Write out all of the entries that follow, word for word, but skip the pictures.
##########
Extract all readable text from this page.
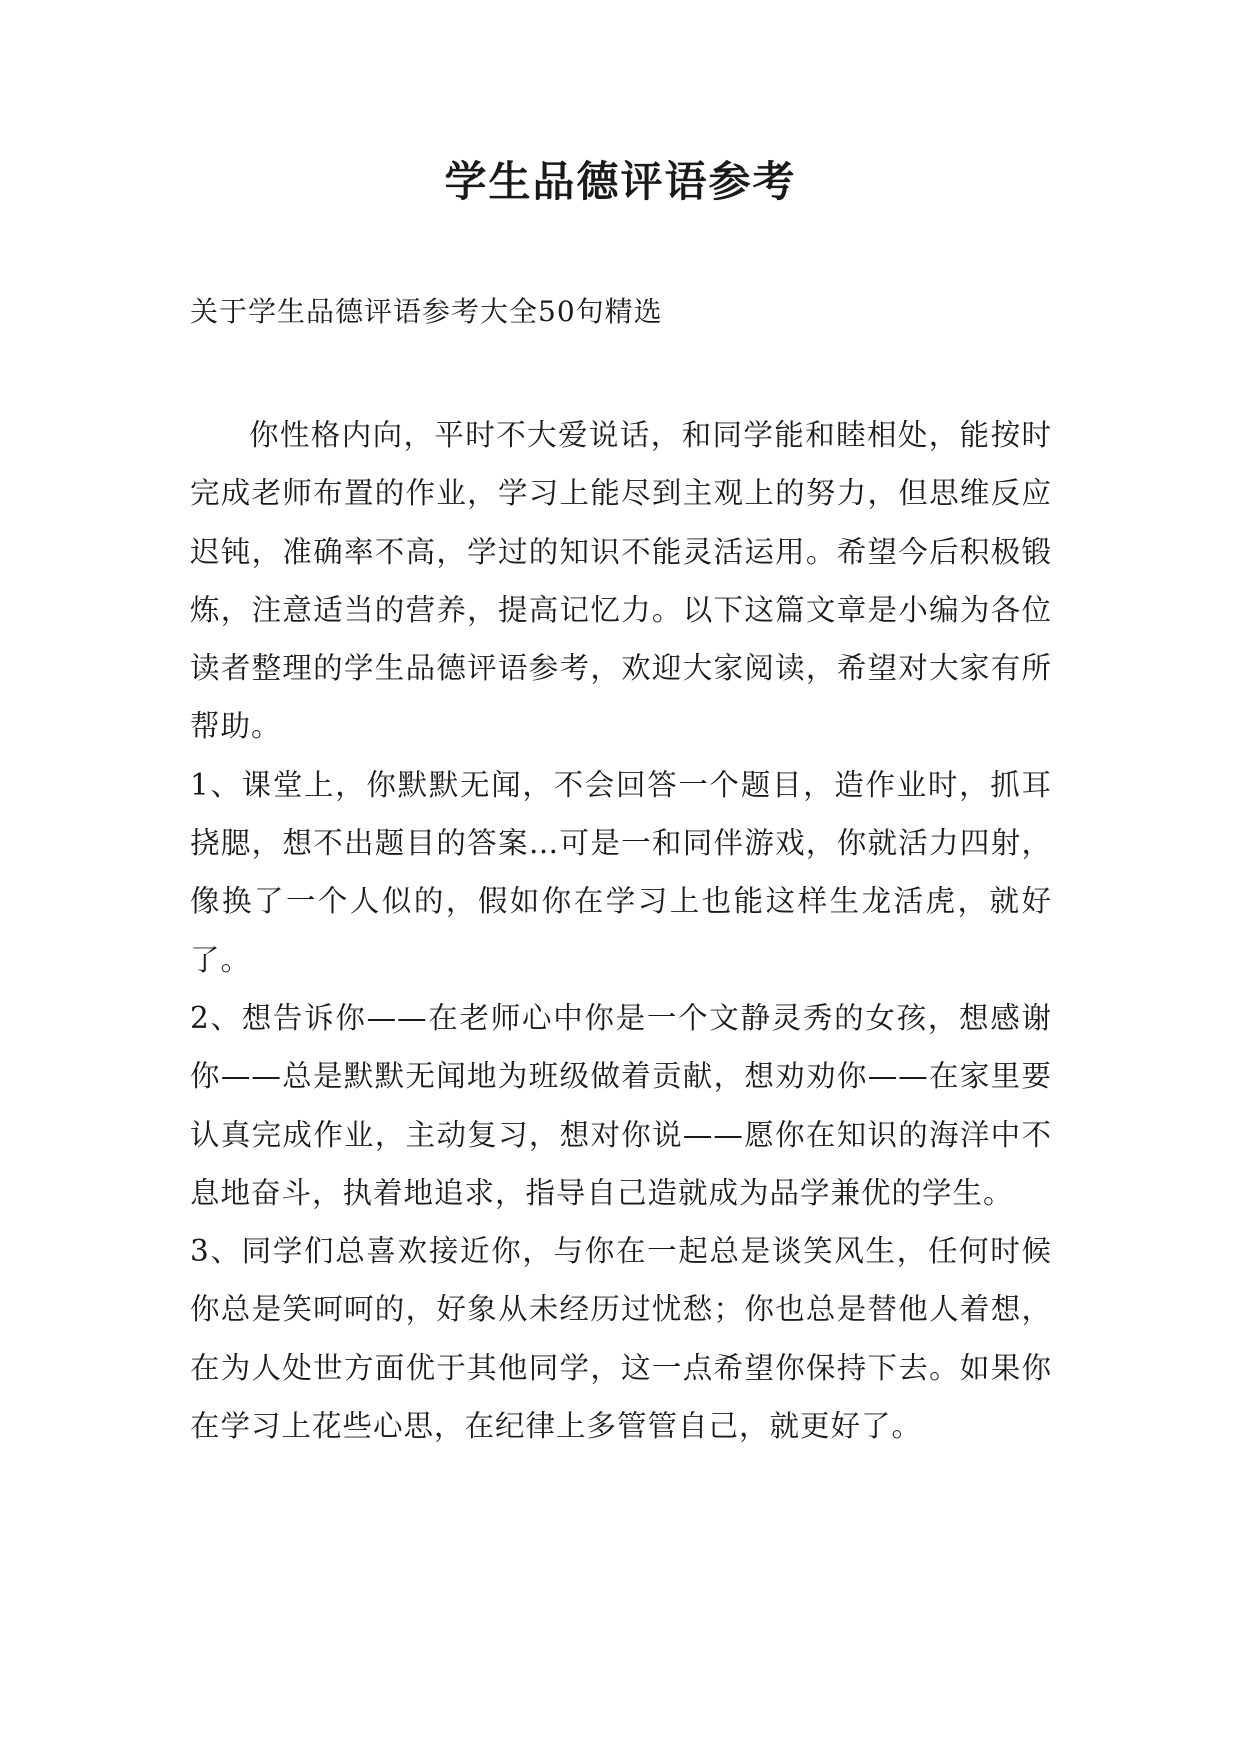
学生品德评语参考

关于学生品德评语参考大全50句精选

你性格内向，平时不大爱说话，和同学能和睦相处，能按时完成老师布置的作业，学习上能尽到主观上的努力，但思维反应迟钝，准确率不高，学过的知识不能灵活运用。希望今后积极锻炼，注意适当的营养，提高记忆力。以下这篇文章是小编为各位读者整理的学生品德评语参考，欢迎大家阅读，希望对大家有所帮助。

1、课堂上，你默默无闻，不会回答一个题目，造作业时，抓耳挠腮，想不出题目的答案…可是一和同伴游戏，你就活力四射，像换了一个人似的，假如你在学习上也能这样生龙活虎，就好了。

2、想告诉你——在老师心中你是一个文静灵秀的女孩，想感谢你——总是默默无闻地为班级做着贡献，想劝劝你——在家里要认真完成作业，主动复习，想对你说——愿你在知识的海洋中不息地奋斗，执着地追求，指导自己造就成为品学兼优的学生。

3、同学们总喜欢接近你，与你在一起总是谈笑风生，任何时候你总是笑呵呵的，好象从未经历过忧愁；你也总是替他人着想，在为人处世方面优于其他同学，这一点希望你保持下去。如果你在学习上花些心思，在纪律上多管管自己，就更好了。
##########
_Task result_:
Extract all readable text from this page.
学生品德评语参考

关于学生品德评语参考大全50句精选

你性格内向，平时不大爱说话，和同学能和睦相处，能按时完成老师布置的作业，学习上能尽到主观上的努力，但思维反应迟钝，准确率不高，学过的知识不能灵活运用。希望今后积极锻炼，注意适当的营养，提高记忆力。以下这篇文章是小编为各位读者整理的学生品德评语参考，欢迎大家阅读，希望对大家有所帮助。

1、课堂上，你默默无闻，不会回答一个题目，造作业时，抓耳挠腮，想不出题目的答案…可是一和同伴游戏，你就活力四射，像换了一个人似的，假如你在学习上也能这样生龙活虎，就好了。

2、想告诉你——在老师心中你是一个文静灵秀的女孩，想感谢你——总是默默无闻地为班级做着贡献，想劝劝你——在家里要认真完成作业，主动复习，想对你说——愿你在知识的海洋中不息地奋斗，执着地追求，指导自己造就成为品学兼优的学生。

3、同学们总喜欢接近你，与你在一起总是谈笑风生，任何时候你总是笑呵呵的，好象从未经历过忧愁；你也总是替他人着想，在为人处世方面优于其他同学，这一点希望你保持下去。如果你在学习上花些心思，在纪律上多管管自己，就更好了。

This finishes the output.